▸ WORK TO COMPLETE
Copy out every line of the listing below without changing a character, leaving out the pictures.

▸ Layout entries from images

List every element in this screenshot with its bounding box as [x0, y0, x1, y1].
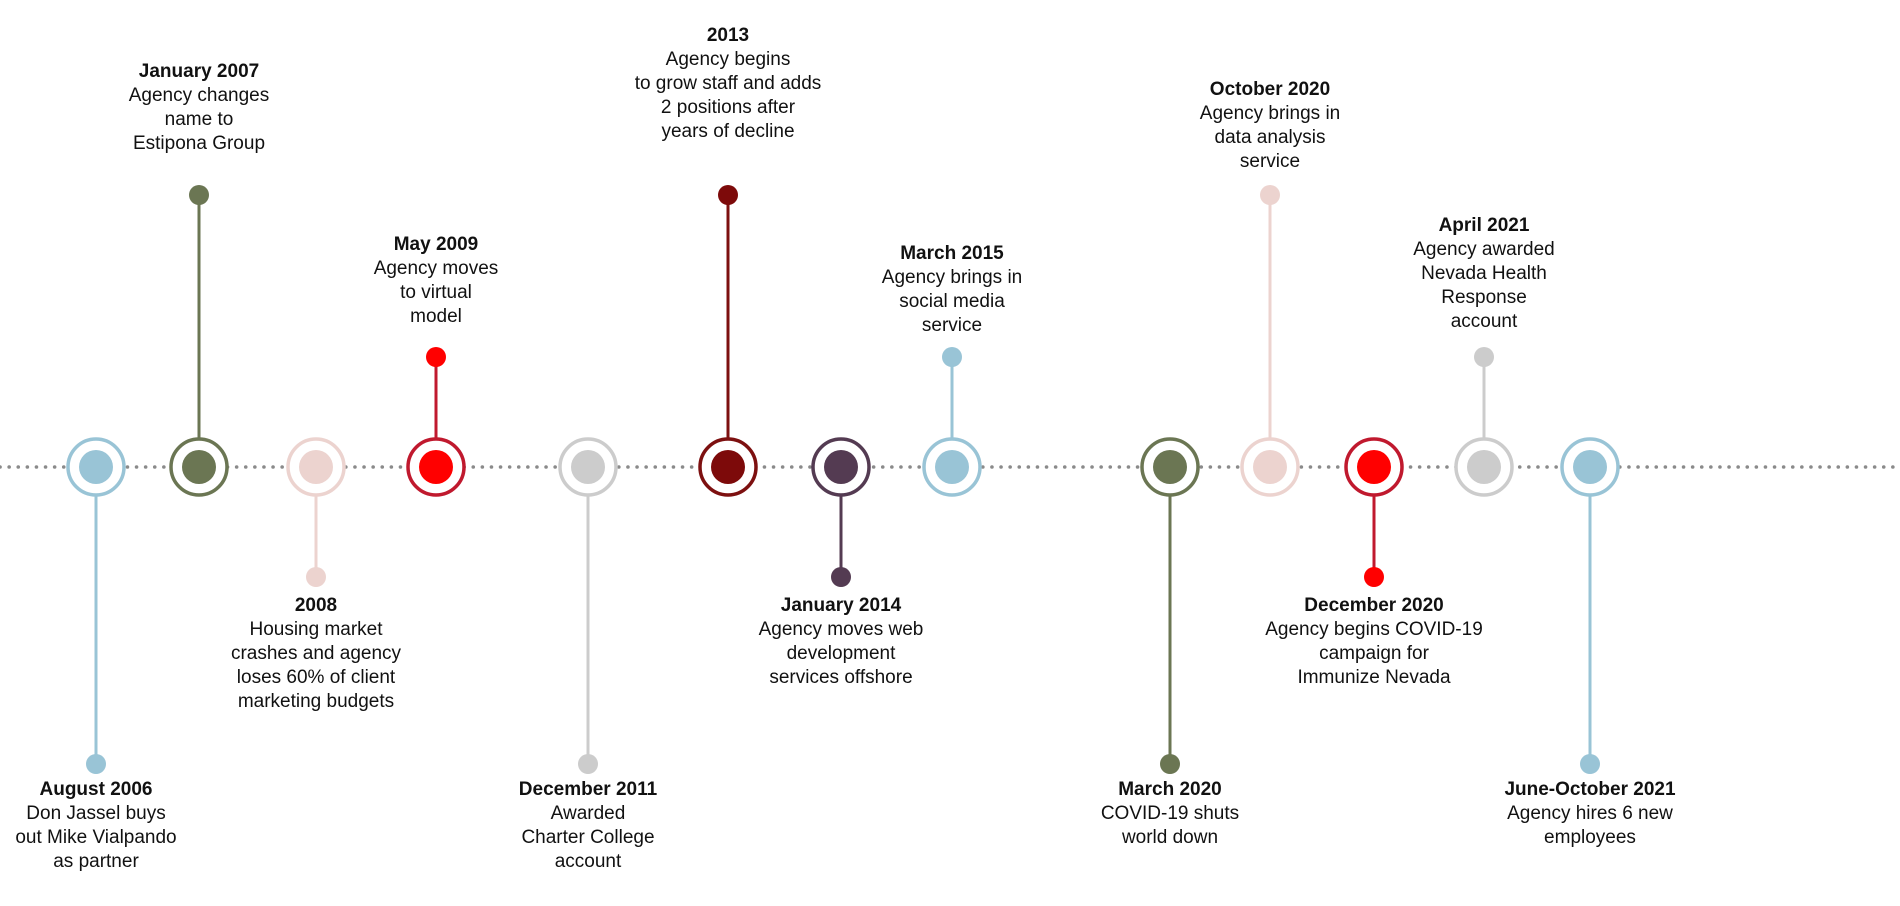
- event-date: April 2021: [1438, 215, 1530, 236]
- event-description: Agency begins to grow staff and adds 2 p…: [634, 49, 822, 142]
- event-node-dot: [935, 450, 969, 484]
- event-end-dot: [1364, 567, 1384, 587]
- event-date: 2013: [706, 25, 750, 46]
- event-description: Agency awarded Nevada Health Response ac…: [1413, 239, 1555, 332]
- event-description: Awarded Charter College account: [521, 803, 655, 872]
- event-description: Agency moves to virtual model: [373, 258, 499, 327]
- event-description: COVID-19 shuts world down: [1100, 803, 1240, 848]
- event-date: May 2009: [393, 234, 479, 255]
- event-end-dot: [1474, 347, 1494, 367]
- event-description: Housing market crashes and agency loses …: [230, 619, 402, 712]
- event-node-dot: [1253, 450, 1287, 484]
- event-end-dot: [942, 347, 962, 367]
- event-end-dot: [1160, 754, 1180, 774]
- event-description: Agency hires 6 new employees: [1507, 803, 1673, 848]
- event-node-dot: [1153, 450, 1187, 484]
- event-node-dot: [299, 450, 333, 484]
- event-description: Don Jassel buys out Mike Vialpando as pa…: [15, 803, 177, 872]
- event-description: Agency brings in data analysis service: [1199, 103, 1341, 172]
- event-date: 2008: [294, 595, 338, 616]
- event-node-dot: [419, 450, 453, 484]
- event-description: Agency begins COVID-19 campaign for Immu…: [1265, 619, 1483, 688]
- event-node-dot: [182, 450, 216, 484]
- event-node-dot: [1573, 450, 1607, 484]
- event-date: March 2015: [900, 243, 1004, 264]
- event-end-dot: [426, 347, 446, 367]
- event-node-dot: [571, 450, 605, 484]
- event-date: January 2014: [780, 595, 902, 616]
- event-description: Agency changes name to Estipona Group: [128, 85, 270, 154]
- event-end-dot: [718, 185, 738, 205]
- event-date: March 2020: [1118, 779, 1222, 800]
- event-end-dot: [1260, 185, 1280, 205]
- event-date: December 2020: [1304, 595, 1444, 616]
- event-date: December 2011: [518, 779, 658, 800]
- event-node-dot: [711, 450, 745, 484]
- event-date: June-October 2021: [1504, 779, 1676, 800]
- event-end-dot: [831, 567, 851, 587]
- event-node-dot: [1357, 450, 1391, 484]
- event-end-dot: [578, 754, 598, 774]
- event-node-dot: [1467, 450, 1501, 484]
- event-node-dot: [824, 450, 858, 484]
- event-date: August 2006: [39, 779, 153, 800]
- event-node-dot: [79, 450, 113, 484]
- event-end-dot: [306, 567, 326, 587]
- event-end-dot: [1580, 754, 1600, 774]
- event-date: October 2020: [1209, 79, 1331, 100]
- event-end-dot: [189, 185, 209, 205]
- event-end-dot: [86, 754, 106, 774]
- event-date: January 2007: [138, 61, 260, 82]
- event-description: Agency brings in social media service: [881, 267, 1023, 336]
- event-description: Agency moves web development services of…: [758, 619, 924, 688]
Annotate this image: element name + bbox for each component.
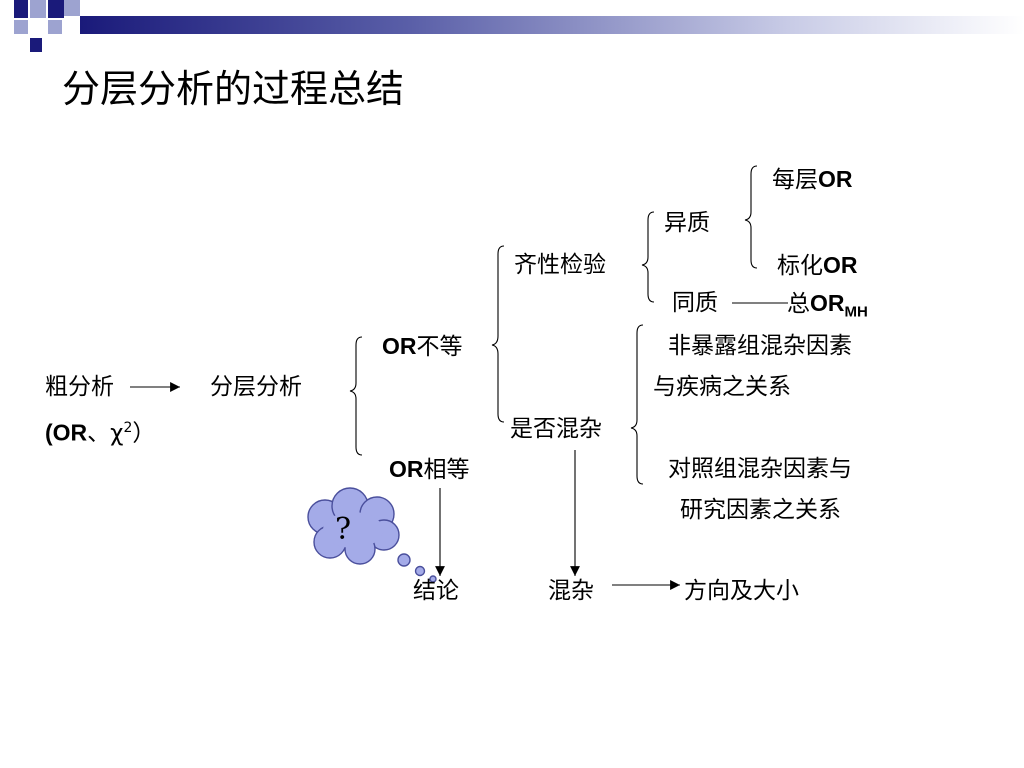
header-gradient-bar	[80, 16, 1024, 34]
thought-bubble-medium	[414, 565, 426, 577]
thought-cloud	[307, 487, 437, 583]
standardized-or-label: 标化OR	[777, 252, 858, 279]
stratified-analysis-label: 分层分析	[210, 374, 302, 400]
corner-square-light-4	[48, 20, 62, 34]
corner-square-dark-3	[30, 38, 42, 52]
confounding-label: 混杂	[548, 578, 594, 604]
each-stratum-or-label: 每层OR	[772, 166, 853, 193]
total-or-mh-label: 总ORMH	[787, 290, 868, 321]
conclusion-label: 结论	[413, 578, 459, 604]
homogeneity-test-label: 齐性检验	[514, 252, 606, 278]
corner-square-light-2	[64, 0, 80, 16]
confounding-check-label: 是否混杂	[510, 416, 602, 442]
or-unequal-label: OR不等	[382, 333, 463, 360]
unexposed-relation-line1: 非暴露组混杂因素	[668, 333, 852, 359]
unexposed-relation-line2: 与疾病之关系	[653, 374, 791, 400]
brace-or-unequal	[491, 245, 505, 423]
corner-square-dark-1	[14, 0, 28, 18]
slide-title: 分层分析的过程总结	[62, 67, 405, 111]
corner-square-light-1	[30, 0, 46, 18]
brace-heterogeneous	[744, 165, 758, 269]
thought-bubble-large	[397, 553, 411, 567]
crude-analysis-label: 粗分析	[45, 374, 114, 400]
thought-bubble-small	[429, 575, 437, 583]
direction-size-label: 方向及大小	[684, 578, 799, 604]
brace-homogeneity	[641, 211, 655, 303]
or-equal-label: OR相等	[389, 456, 470, 483]
question-mark-icon: ?	[334, 512, 352, 547]
corner-square-light-3	[14, 20, 28, 34]
crude-analysis-measures: (OR、χ2）	[45, 419, 156, 447]
control-relation-line1: 对照组混杂因素与	[668, 456, 852, 482]
brace-stratified	[349, 336, 363, 456]
brace-confounding-check	[630, 324, 644, 485]
control-relation-line2: 研究因素之关系	[680, 497, 841, 523]
homogeneous-label: 同质	[672, 290, 718, 316]
heterogeneous-label: 异质	[664, 210, 710, 236]
corner-square-dark-2	[48, 0, 64, 18]
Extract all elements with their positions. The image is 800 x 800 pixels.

▸ TASK SOLUTION
List every element in this screenshot with its bounding box as [x0, y0, x1, y1].
- event-date: April 2021: [1438, 215, 1530, 236]
- event-description: Agency begins to grow staff and adds 2 p…: [634, 49, 822, 142]
- event-node-dot: [935, 450, 969, 484]
- event-end-dot: [1364, 567, 1384, 587]
- event-date: 2013: [706, 25, 750, 46]
- event-description: Agency awarded Nevada Health Response ac…: [1413, 239, 1555, 332]
- event-description: Awarded Charter College account: [521, 803, 655, 872]
- event-description: Agency moves to virtual model: [373, 258, 499, 327]
- event-description: COVID-19 shuts world down: [1100, 803, 1240, 848]
- event-date: May 2009: [393, 234, 479, 255]
- event-end-dot: [1474, 347, 1494, 367]
- event-description: Housing market crashes and agency loses …: [230, 619, 402, 712]
- event-node-dot: [1253, 450, 1287, 484]
- event-end-dot: [942, 347, 962, 367]
- event-end-dot: [1160, 754, 1180, 774]
- event-description: Agency hires 6 new employees: [1507, 803, 1673, 848]
- event-node-dot: [1153, 450, 1187, 484]
- event-node-dot: [299, 450, 333, 484]
- event-description: Don Jassel buys out Mike Vialpando as pa…: [15, 803, 177, 872]
- event-description: Agency brings in data analysis service: [1199, 103, 1341, 172]
- event-date: 2008: [294, 595, 338, 616]
- event-node-dot: [419, 450, 453, 484]
- event-description: Agency begins COVID-19 campaign for Immu…: [1265, 619, 1483, 688]
- event-node-dot: [182, 450, 216, 484]
- event-node-dot: [1573, 450, 1607, 484]
- event-date: March 2015: [900, 243, 1004, 264]
- event-end-dot: [426, 347, 446, 367]
- event-node-dot: [571, 450, 605, 484]
- event-date: January 2014: [780, 595, 902, 616]
- event-description: Agency changes name to Estipona Group: [128, 85, 270, 154]
- event-end-dot: [718, 185, 738, 205]
- event-date: March 2020: [1118, 779, 1222, 800]
- event-end-dot: [1260, 185, 1280, 205]
- event-date: December 2020: [1304, 595, 1444, 616]
- event-date: December 2011: [518, 779, 658, 800]
- event-node-dot: [711, 450, 745, 484]
- event-date: June-October 2021: [1504, 779, 1676, 800]
- event-end-dot: [831, 567, 851, 587]
- event-node-dot: [1357, 450, 1391, 484]
- event-end-dot: [578, 754, 598, 774]
- event-node-dot: [1467, 450, 1501, 484]
- event-node-dot: [824, 450, 858, 484]
- event-date: August 2006: [39, 779, 153, 800]
- event-node-dot: [79, 450, 113, 484]
- event-end-dot: [306, 567, 326, 587]
- event-end-dot: [1580, 754, 1600, 774]
- event-date: October 2020: [1209, 79, 1331, 100]
- event-end-dot: [189, 185, 209, 205]
- event-end-dot: [86, 754, 106, 774]
- event-date: January 2007: [138, 61, 260, 82]
- event-description: Agency brings in social media service: [881, 267, 1023, 336]
- event-description: Agency moves web development services of…: [758, 619, 924, 688]
Annotate this image: element name + bbox for each component.
header-gradient-bar	[80, 16, 1024, 34]
thought-bubble-medium	[414, 565, 426, 577]
thought-cloud	[307, 487, 437, 583]
standardized-or-label: 标化OR	[777, 252, 858, 279]
stratified-analysis-label: 分层分析	[210, 374, 302, 400]
corner-square-light-4	[48, 20, 62, 34]
corner-square-dark-3	[30, 38, 42, 52]
confounding-label: 混杂	[548, 578, 594, 604]
each-stratum-or-label: 每层OR	[772, 166, 853, 193]
total-or-mh-label: 总ORMH	[787, 290, 868, 321]
conclusion-label: 结论	[413, 578, 459, 604]
homogeneity-test-label: 齐性检验	[514, 252, 606, 278]
corner-square-light-2	[64, 0, 80, 16]
confounding-check-label: 是否混杂	[510, 416, 602, 442]
or-unequal-label: OR不等	[382, 333, 463, 360]
unexposed-relation-line1: 非暴露组混杂因素	[668, 333, 852, 359]
unexposed-relation-line2: 与疾病之关系	[653, 374, 791, 400]
brace-or-unequal	[491, 245, 505, 423]
corner-square-dark-1	[14, 0, 28, 18]
slide-title: 分层分析的过程总结	[62, 67, 405, 111]
corner-square-light-1	[30, 0, 46, 18]
brace-heterogeneous	[744, 165, 758, 269]
thought-bubble-large	[397, 553, 411, 567]
crude-analysis-label: 粗分析	[45, 374, 114, 400]
thought-bubble-small	[429, 575, 437, 583]
direction-size-label: 方向及大小	[684, 578, 799, 604]
brace-homogeneity	[641, 211, 655, 303]
or-equal-label: OR相等	[389, 456, 470, 483]
question-mark-icon: ?	[334, 512, 352, 547]
corner-square-light-3	[14, 20, 28, 34]
crude-analysis-measures: (OR、χ2）	[45, 419, 156, 447]
control-relation-line1: 对照组混杂因素与	[668, 456, 852, 482]
brace-stratified	[349, 336, 363, 456]
brace-confounding-check	[630, 324, 644, 485]
control-relation-line2: 研究因素之关系	[680, 497, 841, 523]
homogeneous-label: 同质	[672, 290, 718, 316]
heterogeneous-label: 异质	[664, 210, 710, 236]
corner-square-dark-2	[48, 0, 64, 18]
Extract all elements with their positions. The image is 800 x 800 pixels.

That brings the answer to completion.